▶ [What the task asks]: Transcribe the lines below verbatim, skipping the images.

Items from a data source
________________________________________
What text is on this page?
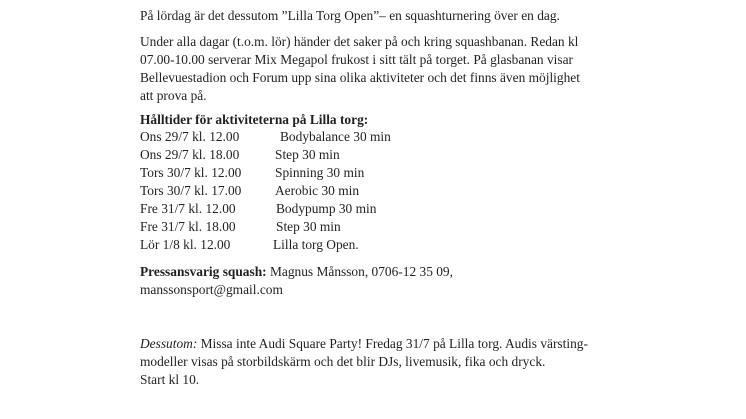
På lördag är det dessutom ”Lilla Torg Open”– en squashturnering över en dag.
Under alla dagar (t.o.m. lör) händer det saker på och kring squashbanan. Redan kl
07.00-10.00 serverar Mix Megapol frukost i sitt tält på torget. På glasbanan visar
Bellevuestadion och Forum upp sina olika aktiviteter och det finns även möjlighet
att prova på.
Hålltider för aktiviteterna på Lilla torg:
Ons 29/7 kl. 12.00	Bodybalance 30 min
Ons 29/7 kl. 18.00	Step 30 min
Tors 30/7 kl. 12.00	Spinning 30 min
Tors 30/7 kl. 17.00	Aerobic 30 min
Fre 31/7 kl. 12.00	Bodypump 30 min
Fre 31/7 kl. 18.00	Step 30 min
Lör 1/8 kl. 12.00	Lilla torg Open.
Pressansvarig squash: Magnus Månsson, 0706-12 35 09,
manssonsport@gmail.com
Dessutom: Missa inte Audi Square Party! Fredag 31/7 på Lilla torg. Audis värsting-
modeller visas på storbildskärm och det blir DJs, livemusik, fika och dryck.
Start kl 10.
________________________________________
▶ [Reply]:
What text is on this page?
På lördag är det dessutom ”Lilla Torg Open”– en squashturnering över en dag.
Under alla dagar (t.o.m. lör) händer det saker på och kring squashbanan. Redan kl
07.00-10.00 serverar Mix Megapol frukost i sitt tält på torget. På glasbanan visar
Bellevuestadion och Forum upp sina olika aktiviteter och det finns även möjlighet
att prova på.
Hålltider för aktiviteterna på Lilla torg:
Ons 29/7 kl. 12.00	Bodybalance 30 min
Ons 29/7 kl. 18.00	Step 30 min
Tors 30/7 kl. 12.00	Spinning 30 min
Tors 30/7 kl. 17.00	Aerobic 30 min
Fre 31/7 kl. 12.00	Bodypump 30 min
Fre 31/7 kl. 18.00	Step 30 min
Lör 1/8 kl. 12.00	Lilla torg Open.
Pressansvarig squash: Magnus Månsson, 0706-12 35 09,
manssonsport@gmail.com
Dessutom: Missa inte Audi Square Party! Fredag 31/7 på Lilla torg. Audis värsting-
modeller visas på storbildskärm och det blir DJs, livemusik, fika och dryck.
Start kl 10.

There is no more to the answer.